Given task
Go through the lines below and copy each one that holds the string "публичных".

Raw records
....

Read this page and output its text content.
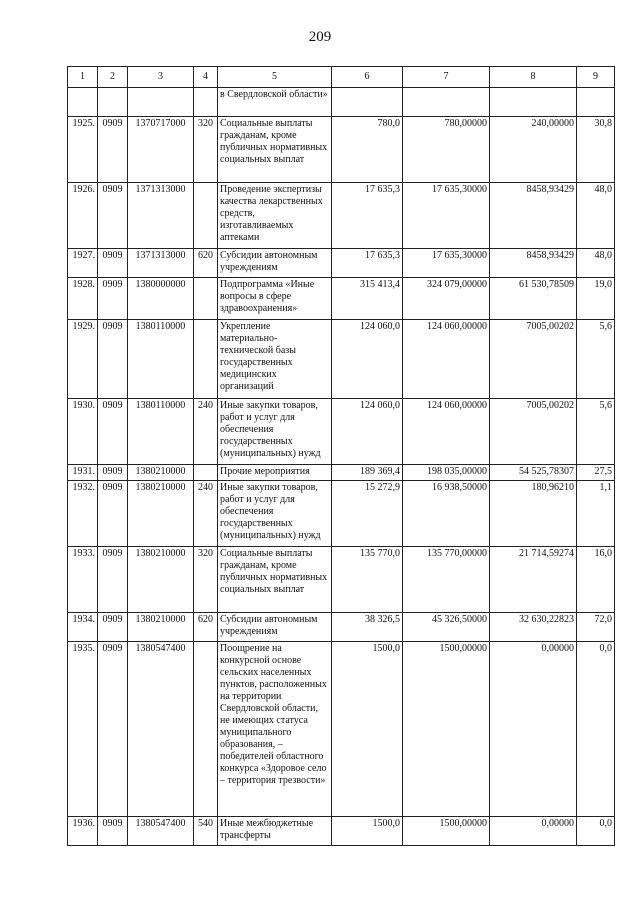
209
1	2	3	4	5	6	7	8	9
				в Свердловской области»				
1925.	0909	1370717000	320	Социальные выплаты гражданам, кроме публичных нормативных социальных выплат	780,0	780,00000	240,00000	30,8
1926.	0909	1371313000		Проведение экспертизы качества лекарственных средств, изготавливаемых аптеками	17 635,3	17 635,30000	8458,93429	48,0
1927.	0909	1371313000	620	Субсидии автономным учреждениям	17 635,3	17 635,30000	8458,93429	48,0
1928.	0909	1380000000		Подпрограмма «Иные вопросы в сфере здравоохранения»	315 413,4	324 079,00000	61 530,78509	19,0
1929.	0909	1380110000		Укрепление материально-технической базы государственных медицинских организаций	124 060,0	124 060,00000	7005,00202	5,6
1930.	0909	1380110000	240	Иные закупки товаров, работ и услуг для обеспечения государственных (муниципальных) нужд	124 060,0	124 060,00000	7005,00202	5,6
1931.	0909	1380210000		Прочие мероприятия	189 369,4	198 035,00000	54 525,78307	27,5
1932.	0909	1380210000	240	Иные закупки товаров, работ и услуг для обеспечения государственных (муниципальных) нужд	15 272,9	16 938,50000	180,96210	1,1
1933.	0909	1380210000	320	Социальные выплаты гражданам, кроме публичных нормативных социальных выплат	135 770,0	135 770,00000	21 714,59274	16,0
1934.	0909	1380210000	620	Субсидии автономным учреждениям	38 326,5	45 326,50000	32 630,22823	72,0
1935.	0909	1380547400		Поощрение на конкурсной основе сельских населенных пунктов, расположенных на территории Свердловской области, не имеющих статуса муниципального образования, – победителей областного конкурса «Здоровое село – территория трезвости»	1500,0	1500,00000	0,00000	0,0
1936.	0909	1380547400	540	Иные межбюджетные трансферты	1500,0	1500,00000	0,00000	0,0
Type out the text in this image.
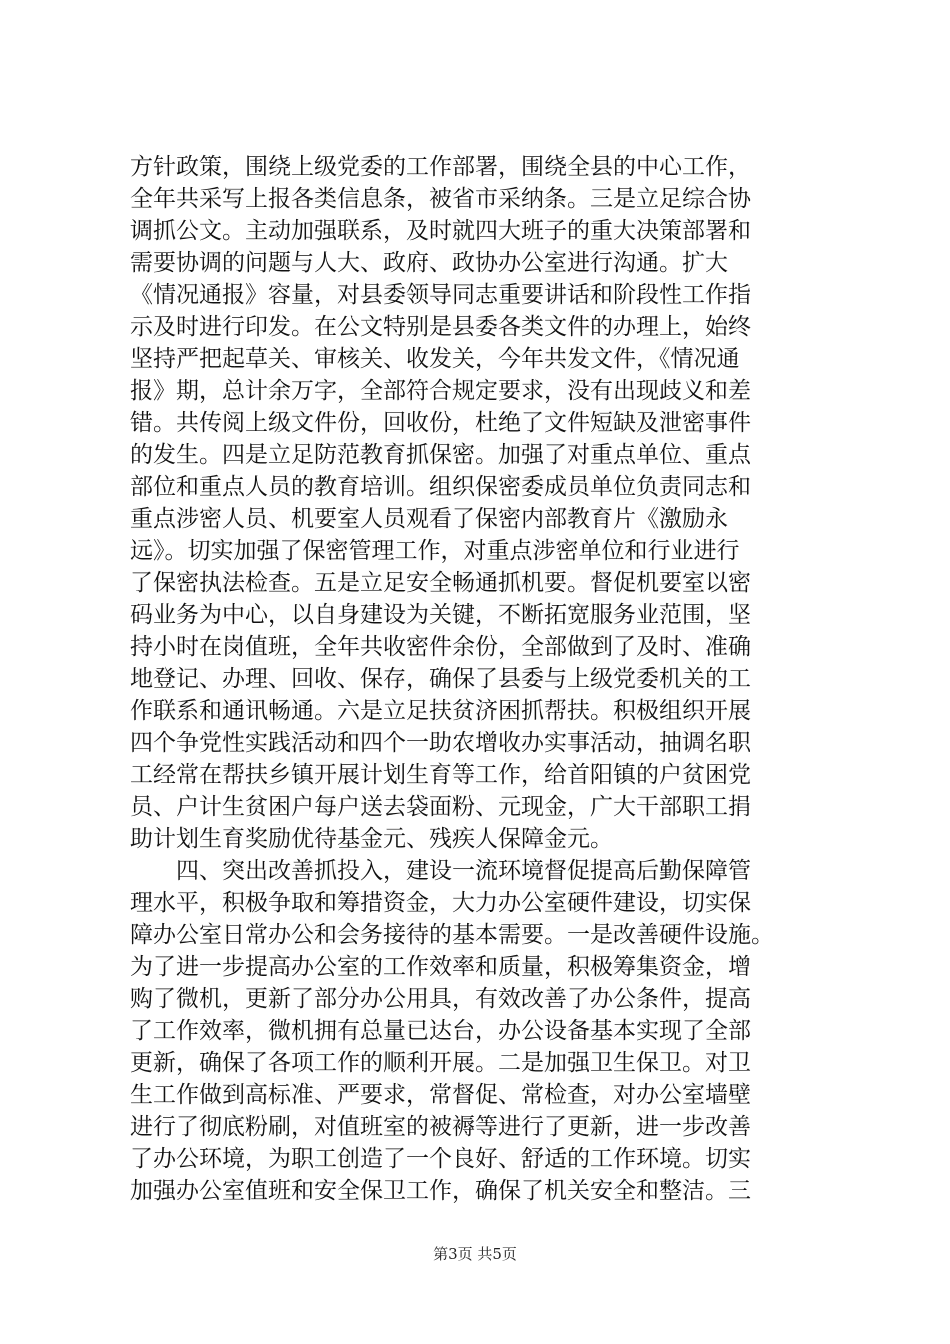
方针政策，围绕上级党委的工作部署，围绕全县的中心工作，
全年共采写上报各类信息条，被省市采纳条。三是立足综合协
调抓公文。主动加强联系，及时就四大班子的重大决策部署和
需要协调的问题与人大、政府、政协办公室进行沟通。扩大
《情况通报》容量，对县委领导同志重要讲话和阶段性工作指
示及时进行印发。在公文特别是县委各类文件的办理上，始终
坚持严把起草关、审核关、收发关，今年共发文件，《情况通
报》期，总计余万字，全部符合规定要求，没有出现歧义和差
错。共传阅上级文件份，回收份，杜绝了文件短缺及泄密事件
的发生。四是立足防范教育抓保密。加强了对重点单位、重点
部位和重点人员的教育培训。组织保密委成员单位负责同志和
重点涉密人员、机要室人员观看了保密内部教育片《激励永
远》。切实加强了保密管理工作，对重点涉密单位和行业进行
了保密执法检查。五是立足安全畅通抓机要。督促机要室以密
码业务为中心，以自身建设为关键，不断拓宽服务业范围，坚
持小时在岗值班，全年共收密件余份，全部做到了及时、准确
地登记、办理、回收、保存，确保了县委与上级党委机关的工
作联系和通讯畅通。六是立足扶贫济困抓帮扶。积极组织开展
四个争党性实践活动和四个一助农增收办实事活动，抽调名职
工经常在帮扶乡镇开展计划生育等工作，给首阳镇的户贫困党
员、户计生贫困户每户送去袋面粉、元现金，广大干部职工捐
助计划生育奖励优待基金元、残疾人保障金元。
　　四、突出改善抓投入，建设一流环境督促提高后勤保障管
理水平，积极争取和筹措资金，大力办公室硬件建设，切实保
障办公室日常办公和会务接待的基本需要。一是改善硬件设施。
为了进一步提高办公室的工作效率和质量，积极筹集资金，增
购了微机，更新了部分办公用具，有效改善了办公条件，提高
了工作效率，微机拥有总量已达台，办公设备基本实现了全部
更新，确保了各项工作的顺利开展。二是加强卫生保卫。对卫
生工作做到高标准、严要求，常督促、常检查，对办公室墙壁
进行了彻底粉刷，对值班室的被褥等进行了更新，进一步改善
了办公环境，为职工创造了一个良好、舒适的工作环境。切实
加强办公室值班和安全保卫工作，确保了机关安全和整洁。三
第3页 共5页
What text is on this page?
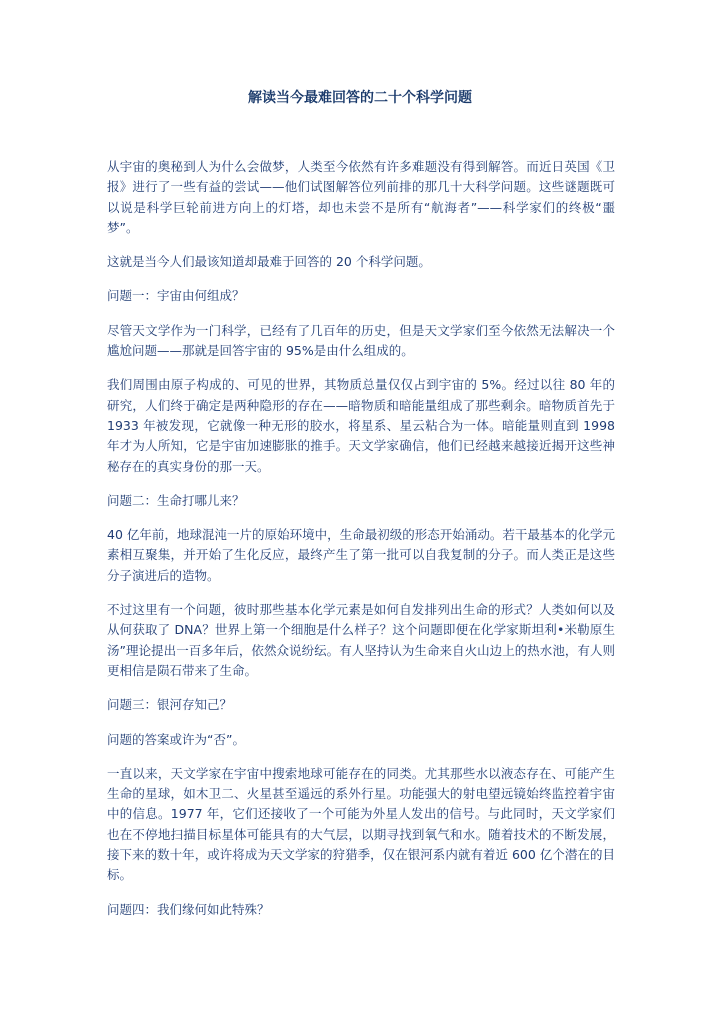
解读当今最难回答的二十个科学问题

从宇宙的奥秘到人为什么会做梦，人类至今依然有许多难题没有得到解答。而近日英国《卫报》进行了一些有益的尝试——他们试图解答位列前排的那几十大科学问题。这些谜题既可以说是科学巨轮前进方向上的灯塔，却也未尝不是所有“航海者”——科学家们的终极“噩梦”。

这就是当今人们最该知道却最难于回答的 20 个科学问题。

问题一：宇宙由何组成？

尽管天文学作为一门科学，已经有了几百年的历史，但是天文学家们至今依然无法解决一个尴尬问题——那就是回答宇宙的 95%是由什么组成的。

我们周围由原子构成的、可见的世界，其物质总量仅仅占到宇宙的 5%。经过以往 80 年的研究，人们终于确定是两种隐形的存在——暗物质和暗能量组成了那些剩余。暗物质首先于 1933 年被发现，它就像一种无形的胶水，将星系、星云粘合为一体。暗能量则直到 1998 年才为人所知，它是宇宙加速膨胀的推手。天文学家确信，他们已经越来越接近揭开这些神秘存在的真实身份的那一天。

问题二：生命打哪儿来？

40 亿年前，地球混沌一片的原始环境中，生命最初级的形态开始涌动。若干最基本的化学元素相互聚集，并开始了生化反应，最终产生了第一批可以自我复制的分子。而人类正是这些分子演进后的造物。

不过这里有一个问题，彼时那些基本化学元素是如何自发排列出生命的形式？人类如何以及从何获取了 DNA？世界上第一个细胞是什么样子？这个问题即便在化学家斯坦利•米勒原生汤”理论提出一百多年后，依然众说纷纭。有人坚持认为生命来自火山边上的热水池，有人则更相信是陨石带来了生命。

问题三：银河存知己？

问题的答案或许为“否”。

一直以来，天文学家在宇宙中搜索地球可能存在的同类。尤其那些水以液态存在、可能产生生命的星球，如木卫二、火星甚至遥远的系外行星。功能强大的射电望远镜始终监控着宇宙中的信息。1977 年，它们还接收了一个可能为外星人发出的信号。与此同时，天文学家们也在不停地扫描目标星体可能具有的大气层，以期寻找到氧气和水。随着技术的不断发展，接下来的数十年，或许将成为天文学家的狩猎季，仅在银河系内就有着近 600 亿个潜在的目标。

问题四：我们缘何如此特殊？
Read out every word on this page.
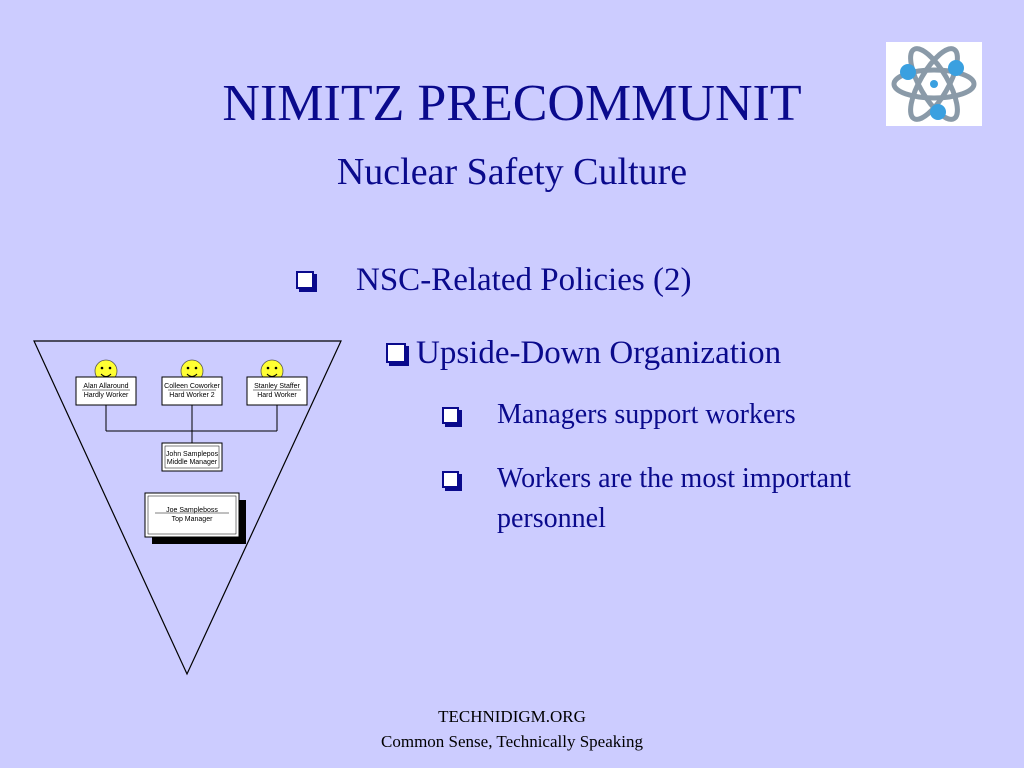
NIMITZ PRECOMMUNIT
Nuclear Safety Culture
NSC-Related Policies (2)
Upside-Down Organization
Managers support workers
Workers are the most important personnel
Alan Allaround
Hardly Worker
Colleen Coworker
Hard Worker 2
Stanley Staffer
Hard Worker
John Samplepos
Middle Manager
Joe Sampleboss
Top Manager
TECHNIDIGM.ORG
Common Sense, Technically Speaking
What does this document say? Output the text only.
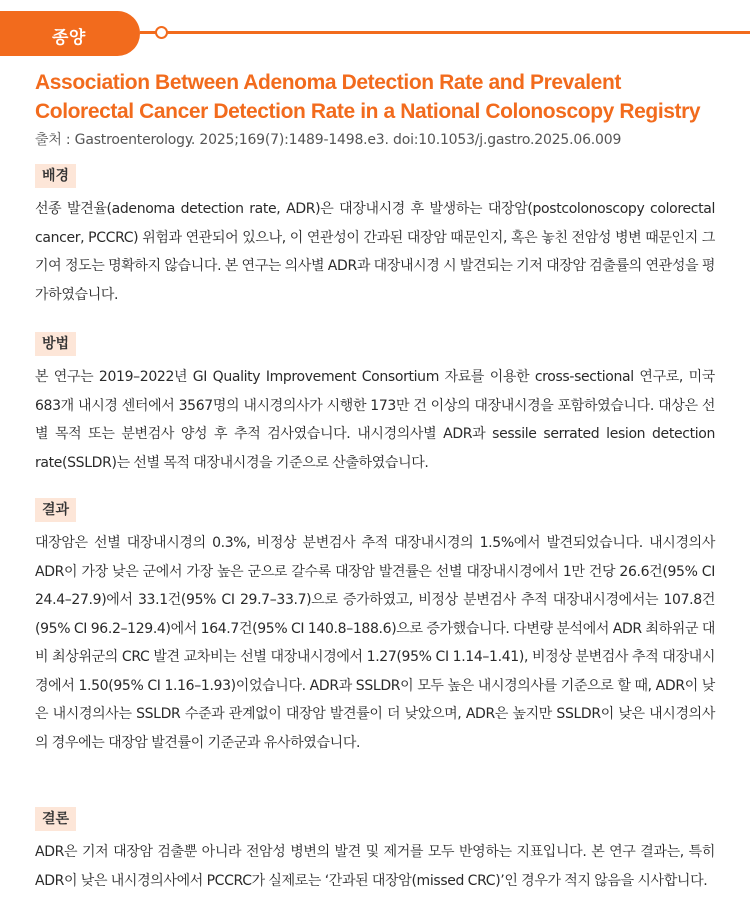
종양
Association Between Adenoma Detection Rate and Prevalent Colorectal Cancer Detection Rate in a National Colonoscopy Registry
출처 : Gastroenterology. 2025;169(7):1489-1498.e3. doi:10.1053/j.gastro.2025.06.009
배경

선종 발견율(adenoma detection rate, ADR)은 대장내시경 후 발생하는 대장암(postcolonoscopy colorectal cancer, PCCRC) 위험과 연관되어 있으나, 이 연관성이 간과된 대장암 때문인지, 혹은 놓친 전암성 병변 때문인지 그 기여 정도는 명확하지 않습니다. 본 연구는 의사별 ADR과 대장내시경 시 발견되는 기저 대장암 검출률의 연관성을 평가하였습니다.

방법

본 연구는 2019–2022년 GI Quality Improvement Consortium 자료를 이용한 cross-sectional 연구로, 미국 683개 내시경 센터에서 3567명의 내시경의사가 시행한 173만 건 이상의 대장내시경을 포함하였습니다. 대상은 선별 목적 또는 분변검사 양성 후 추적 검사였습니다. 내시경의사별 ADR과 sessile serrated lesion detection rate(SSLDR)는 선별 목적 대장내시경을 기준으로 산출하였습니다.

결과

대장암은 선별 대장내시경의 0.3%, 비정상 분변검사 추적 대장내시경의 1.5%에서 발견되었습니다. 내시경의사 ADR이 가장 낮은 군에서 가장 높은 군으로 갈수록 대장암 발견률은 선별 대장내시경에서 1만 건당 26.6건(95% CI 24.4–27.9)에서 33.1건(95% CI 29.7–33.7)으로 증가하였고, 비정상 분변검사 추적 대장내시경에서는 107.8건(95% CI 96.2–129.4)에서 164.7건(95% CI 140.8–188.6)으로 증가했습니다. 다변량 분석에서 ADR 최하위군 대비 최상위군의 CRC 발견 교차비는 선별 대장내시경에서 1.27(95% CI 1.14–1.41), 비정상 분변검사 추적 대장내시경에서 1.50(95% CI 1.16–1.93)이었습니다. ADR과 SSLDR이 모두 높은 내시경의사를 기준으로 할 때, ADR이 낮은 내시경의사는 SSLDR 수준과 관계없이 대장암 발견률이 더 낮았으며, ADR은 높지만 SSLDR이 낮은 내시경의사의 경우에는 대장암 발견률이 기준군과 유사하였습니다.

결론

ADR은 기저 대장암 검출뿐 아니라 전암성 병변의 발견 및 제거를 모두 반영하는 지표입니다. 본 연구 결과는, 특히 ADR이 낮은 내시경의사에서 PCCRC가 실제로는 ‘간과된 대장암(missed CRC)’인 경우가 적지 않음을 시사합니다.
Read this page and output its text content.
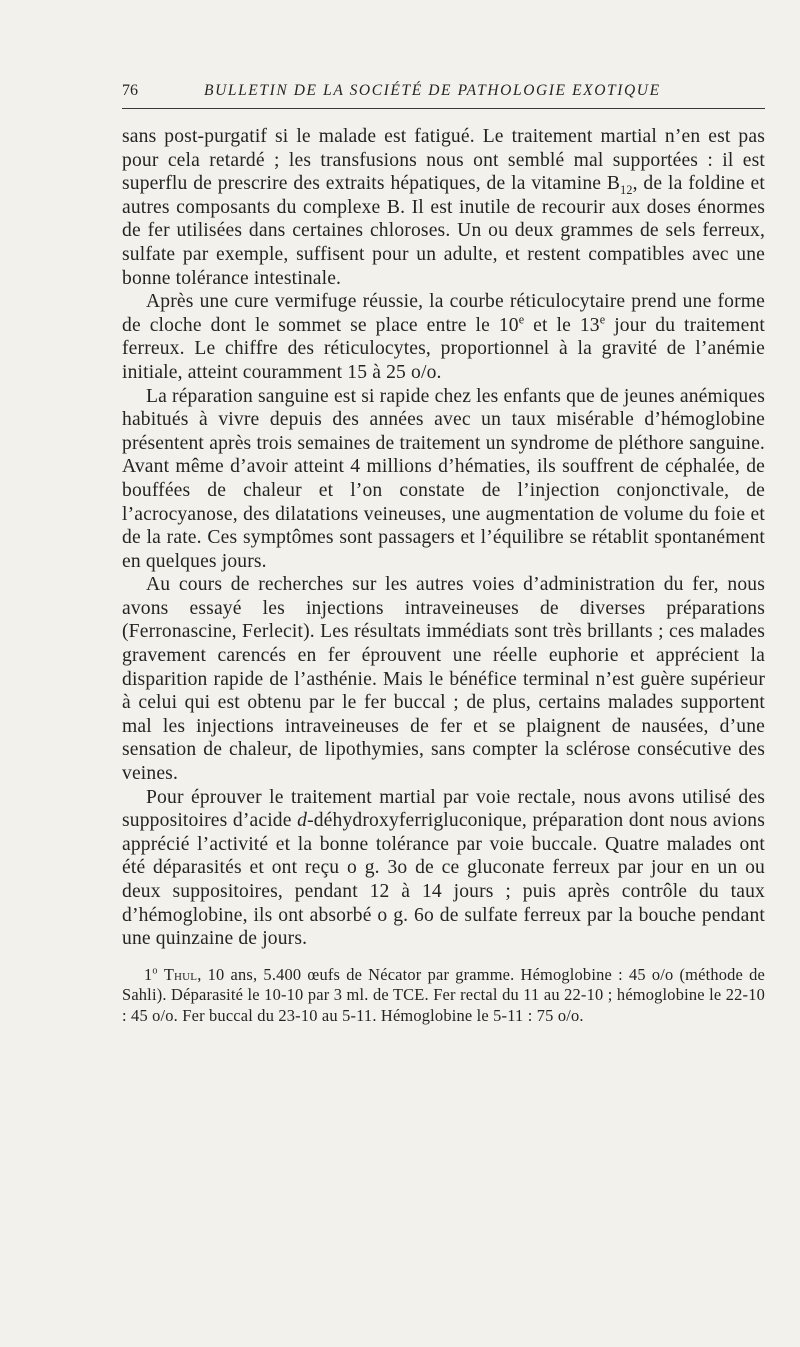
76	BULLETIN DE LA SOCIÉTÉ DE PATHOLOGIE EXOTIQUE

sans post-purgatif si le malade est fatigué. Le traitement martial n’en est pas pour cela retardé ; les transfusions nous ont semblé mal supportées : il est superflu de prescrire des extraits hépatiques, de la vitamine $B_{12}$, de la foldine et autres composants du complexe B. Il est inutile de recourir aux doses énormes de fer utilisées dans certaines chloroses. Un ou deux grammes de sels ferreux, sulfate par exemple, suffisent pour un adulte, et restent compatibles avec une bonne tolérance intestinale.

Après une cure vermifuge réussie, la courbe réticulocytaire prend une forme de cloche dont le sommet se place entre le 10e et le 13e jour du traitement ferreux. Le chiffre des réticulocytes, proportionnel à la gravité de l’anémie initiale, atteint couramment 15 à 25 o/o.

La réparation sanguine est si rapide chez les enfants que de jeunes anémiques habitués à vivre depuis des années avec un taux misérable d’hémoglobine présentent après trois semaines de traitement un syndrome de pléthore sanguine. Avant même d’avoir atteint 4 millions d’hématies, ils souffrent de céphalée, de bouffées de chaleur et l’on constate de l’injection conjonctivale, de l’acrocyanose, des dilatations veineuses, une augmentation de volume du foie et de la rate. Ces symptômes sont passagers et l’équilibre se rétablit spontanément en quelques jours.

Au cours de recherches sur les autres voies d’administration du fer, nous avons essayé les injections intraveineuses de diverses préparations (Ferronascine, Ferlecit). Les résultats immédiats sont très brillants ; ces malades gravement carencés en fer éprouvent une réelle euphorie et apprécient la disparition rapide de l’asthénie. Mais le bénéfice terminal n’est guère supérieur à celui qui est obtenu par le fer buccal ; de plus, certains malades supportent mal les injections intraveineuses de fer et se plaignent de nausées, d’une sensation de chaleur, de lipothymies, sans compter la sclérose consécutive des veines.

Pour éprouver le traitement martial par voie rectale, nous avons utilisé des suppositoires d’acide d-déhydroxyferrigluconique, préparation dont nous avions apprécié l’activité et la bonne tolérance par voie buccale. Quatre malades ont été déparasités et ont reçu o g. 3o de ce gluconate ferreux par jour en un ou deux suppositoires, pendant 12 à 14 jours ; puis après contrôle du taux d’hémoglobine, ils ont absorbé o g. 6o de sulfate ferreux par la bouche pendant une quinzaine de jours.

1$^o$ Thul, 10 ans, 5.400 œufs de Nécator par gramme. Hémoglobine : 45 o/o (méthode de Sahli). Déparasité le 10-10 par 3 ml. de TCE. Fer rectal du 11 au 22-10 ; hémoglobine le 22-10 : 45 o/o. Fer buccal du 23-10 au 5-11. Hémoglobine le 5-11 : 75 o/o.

....

Task output
1925.	0909	1370717000	320	Социальные выплаты гражданам, кроме публичных нормативных социальных выплат	780,0	780,00000	240,00000	30,8
1933.	0909	1380210000	320	Социальные выплаты гражданам, кроме публичных нормативных социальных выплат	135 770,0	135 770,00000	21 714,59274	16,0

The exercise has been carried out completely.